== RECORD LIST ==

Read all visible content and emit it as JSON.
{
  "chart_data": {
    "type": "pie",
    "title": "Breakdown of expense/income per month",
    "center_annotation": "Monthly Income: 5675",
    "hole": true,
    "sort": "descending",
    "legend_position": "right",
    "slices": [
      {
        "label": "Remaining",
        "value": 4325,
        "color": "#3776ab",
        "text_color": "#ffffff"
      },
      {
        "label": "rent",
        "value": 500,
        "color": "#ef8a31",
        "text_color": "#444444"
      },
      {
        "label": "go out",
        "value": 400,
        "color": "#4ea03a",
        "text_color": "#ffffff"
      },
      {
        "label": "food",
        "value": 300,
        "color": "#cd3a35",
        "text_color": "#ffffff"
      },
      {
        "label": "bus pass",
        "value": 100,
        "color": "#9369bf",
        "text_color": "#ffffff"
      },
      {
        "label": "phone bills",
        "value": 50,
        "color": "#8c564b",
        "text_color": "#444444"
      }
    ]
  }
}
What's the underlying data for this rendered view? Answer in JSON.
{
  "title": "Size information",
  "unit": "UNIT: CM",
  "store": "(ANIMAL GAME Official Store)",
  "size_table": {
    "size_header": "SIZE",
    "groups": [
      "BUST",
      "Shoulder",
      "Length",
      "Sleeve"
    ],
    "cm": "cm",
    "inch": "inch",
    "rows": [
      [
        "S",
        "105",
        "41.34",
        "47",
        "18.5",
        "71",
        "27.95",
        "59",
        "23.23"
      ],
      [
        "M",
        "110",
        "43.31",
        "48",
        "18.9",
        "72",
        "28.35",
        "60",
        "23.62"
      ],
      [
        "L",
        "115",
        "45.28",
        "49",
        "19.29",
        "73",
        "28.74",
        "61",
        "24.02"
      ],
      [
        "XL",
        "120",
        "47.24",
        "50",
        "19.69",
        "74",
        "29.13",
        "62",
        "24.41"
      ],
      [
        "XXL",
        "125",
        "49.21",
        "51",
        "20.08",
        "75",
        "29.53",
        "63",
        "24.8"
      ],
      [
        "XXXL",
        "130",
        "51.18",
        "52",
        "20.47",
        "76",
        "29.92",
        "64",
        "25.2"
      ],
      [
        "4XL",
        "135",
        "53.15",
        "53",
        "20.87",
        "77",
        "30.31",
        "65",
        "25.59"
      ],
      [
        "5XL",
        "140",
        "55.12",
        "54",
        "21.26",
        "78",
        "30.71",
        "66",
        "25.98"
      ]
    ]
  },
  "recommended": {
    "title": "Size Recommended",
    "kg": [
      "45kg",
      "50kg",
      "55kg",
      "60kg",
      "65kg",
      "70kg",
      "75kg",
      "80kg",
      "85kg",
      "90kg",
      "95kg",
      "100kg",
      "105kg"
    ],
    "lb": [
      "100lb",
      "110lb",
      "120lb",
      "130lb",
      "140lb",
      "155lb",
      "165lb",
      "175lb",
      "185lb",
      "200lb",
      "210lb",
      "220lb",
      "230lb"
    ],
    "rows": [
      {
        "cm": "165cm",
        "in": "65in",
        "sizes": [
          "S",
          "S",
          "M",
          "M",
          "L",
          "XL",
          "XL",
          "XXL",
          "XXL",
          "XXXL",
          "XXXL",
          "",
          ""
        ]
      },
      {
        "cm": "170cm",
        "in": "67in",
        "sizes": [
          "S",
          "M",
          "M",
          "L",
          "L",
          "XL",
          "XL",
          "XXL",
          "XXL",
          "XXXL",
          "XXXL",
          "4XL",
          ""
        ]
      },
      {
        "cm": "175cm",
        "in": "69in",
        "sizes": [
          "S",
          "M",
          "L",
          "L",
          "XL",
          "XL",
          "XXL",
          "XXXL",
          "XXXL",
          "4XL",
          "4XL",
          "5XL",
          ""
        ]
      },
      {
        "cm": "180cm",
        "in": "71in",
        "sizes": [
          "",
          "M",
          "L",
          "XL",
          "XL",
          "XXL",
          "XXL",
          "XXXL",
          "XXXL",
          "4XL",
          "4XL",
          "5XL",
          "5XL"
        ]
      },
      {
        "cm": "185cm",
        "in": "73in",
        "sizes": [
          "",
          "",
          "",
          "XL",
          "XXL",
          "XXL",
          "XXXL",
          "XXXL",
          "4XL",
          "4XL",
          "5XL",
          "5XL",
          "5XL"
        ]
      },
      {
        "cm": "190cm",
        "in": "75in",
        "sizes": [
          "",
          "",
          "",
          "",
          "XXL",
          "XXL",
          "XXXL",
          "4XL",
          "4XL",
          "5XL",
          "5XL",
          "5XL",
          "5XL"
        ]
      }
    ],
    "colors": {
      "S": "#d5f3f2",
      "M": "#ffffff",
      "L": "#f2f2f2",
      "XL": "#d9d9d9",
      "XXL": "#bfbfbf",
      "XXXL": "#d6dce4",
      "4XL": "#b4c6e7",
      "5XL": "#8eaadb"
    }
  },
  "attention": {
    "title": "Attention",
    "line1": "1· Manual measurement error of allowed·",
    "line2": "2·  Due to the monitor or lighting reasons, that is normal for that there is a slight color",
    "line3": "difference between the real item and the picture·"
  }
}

===

The string "JSON" may appear in lines of the listing above; tally those lines and give the number only.

2